> **TEXT EXCERPT**

But first, we have to provide some context. During the 1970s, a new artistic wave took New York City: the Alternative Spaces Movement, which was driven largely by curator Alana Heiss and her organization The Institute for Art and Urban Resources. A kindred spirit with the broader Historic Preservation Movement, Alana and her organization sought to use NYC’s derelict and underutilized buildings as flexible spaces to produce and display contemporary arts. Within our neighborhoods, the Ideas Warehouse in the Meatpacking District, Westbeth in the Far West Village, and 10 Bleecker Street in NoHo are excellent examples of how Heiss and her artists adaptively reused historic spaces to incubate avant-garde creativity. In 1972, Heiss founded The Clocktower Gallery in the former New York Life Insurance Building in Tribeca at 346 Broadway, which was designed by McKim, Mead, and White (the architects for the Washington Square Arch and the historic Pennsylvania Station).
Ourlicht joined the Alternative Spaces Movement during Clocktower’s 1986 Progressions: A Cultural Legacy exhibit, which spotlighted emerging women artists and talent. The exhibit introduced her to the likes of Faith Ringold and gave her a platform to explore her identity and family through arts. The exhibit featured many of Ourlicht’s early lithographs. Lithographs, for those unfamiliar with the medium, is a printmaking process in which a design is drawn in wax onto flat stone (or a prepared zinc or aluminum metal plate), affixed via chemical reaction, covered with ink, and transferred repeatedly to wet paper. Of those still extant today, her works, Great Cousin Emma (1983), Roman Holiday (1987) and Gifts of Love (1987) are most indicative of this period.

> **Element-and-box listings**
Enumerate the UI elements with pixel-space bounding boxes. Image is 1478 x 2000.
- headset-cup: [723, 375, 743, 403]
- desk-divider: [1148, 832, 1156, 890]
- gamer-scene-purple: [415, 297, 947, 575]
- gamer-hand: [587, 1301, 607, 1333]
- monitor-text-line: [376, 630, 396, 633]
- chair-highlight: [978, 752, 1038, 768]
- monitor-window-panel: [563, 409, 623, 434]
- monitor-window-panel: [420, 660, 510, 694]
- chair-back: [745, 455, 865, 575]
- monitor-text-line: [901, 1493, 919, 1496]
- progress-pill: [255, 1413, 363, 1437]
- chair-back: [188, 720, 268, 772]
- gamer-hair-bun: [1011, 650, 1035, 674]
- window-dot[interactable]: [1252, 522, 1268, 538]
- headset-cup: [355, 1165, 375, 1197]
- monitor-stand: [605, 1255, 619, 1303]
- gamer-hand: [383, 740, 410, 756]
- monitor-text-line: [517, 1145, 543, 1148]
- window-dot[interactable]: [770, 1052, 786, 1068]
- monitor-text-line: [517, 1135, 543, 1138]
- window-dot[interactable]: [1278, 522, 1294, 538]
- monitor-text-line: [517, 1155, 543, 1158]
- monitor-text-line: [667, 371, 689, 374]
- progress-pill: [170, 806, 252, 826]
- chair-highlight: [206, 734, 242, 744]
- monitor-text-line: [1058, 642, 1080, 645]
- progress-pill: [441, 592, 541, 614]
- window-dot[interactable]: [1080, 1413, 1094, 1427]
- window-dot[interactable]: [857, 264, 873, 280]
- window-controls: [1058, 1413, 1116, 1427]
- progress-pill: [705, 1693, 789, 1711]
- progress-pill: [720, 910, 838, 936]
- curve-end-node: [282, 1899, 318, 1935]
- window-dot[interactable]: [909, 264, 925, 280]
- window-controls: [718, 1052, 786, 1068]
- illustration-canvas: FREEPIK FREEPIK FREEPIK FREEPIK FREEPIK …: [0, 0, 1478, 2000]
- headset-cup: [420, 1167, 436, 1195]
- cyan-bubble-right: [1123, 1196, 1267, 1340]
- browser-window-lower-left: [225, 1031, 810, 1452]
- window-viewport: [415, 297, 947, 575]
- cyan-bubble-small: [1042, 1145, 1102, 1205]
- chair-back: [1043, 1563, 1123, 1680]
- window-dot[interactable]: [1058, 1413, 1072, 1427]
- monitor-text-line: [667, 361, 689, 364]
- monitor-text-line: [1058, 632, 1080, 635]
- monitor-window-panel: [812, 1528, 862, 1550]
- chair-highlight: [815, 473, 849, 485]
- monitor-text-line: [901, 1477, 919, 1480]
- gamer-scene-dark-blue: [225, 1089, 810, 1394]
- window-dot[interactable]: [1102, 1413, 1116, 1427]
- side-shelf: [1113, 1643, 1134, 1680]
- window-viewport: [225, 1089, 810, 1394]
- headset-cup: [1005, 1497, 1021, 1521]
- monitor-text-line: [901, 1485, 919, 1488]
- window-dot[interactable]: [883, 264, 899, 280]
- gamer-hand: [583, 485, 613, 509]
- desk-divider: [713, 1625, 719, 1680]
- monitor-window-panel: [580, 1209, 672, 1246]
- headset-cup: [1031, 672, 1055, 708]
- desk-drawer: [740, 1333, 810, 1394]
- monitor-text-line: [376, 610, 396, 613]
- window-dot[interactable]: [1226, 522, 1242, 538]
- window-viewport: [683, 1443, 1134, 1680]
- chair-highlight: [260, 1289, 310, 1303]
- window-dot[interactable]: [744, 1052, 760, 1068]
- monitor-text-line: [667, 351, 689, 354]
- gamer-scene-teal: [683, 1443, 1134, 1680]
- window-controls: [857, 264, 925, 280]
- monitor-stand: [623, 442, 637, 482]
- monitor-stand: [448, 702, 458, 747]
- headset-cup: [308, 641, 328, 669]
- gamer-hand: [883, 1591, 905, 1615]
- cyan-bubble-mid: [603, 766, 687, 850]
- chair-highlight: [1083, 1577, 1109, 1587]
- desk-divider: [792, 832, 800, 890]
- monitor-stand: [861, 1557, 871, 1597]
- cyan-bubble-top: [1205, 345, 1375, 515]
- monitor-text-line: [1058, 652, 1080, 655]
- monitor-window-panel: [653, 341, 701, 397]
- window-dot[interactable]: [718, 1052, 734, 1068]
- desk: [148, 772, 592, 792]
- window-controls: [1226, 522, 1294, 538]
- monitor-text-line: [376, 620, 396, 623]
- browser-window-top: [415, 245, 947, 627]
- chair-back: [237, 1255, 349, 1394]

> **YOUR TASKS**
1. In one to three sentences, explain why the art history passage stops to describe how lithography works.
2. Please sum up the art history passage in two sentences.
These records come from a separate source.

> **EXPECTED RESULTS**
1. The passage describes the process for readers unfamiliar with the medium, because the 1986 Progressions exhibit featured many of Ourlicht's early lithographs. It explains that a design is drawn in wax onto flat stone or a prepared metal plate, fixed by a chemical reaction, inked, and transferred repeatedly to wet paper.

2. In the 1970s, curator Alana Heiss and The Institute for Art and Urban Resources drove New York's Alternative Spaces Movement, using derelict and underutilized buildings as flexible spaces for contemporary art, and in 1972 Heiss founded The Clocktower Gallery at 346 Broadway in Tribeca. Ourlicht joined the movement through Clocktower's 1986 Progressions: A Cultural Legacy exhibit, which spotlighted emerging women artists, featured many of her early lithographs, and gave her a platform to explore her identity and family through art.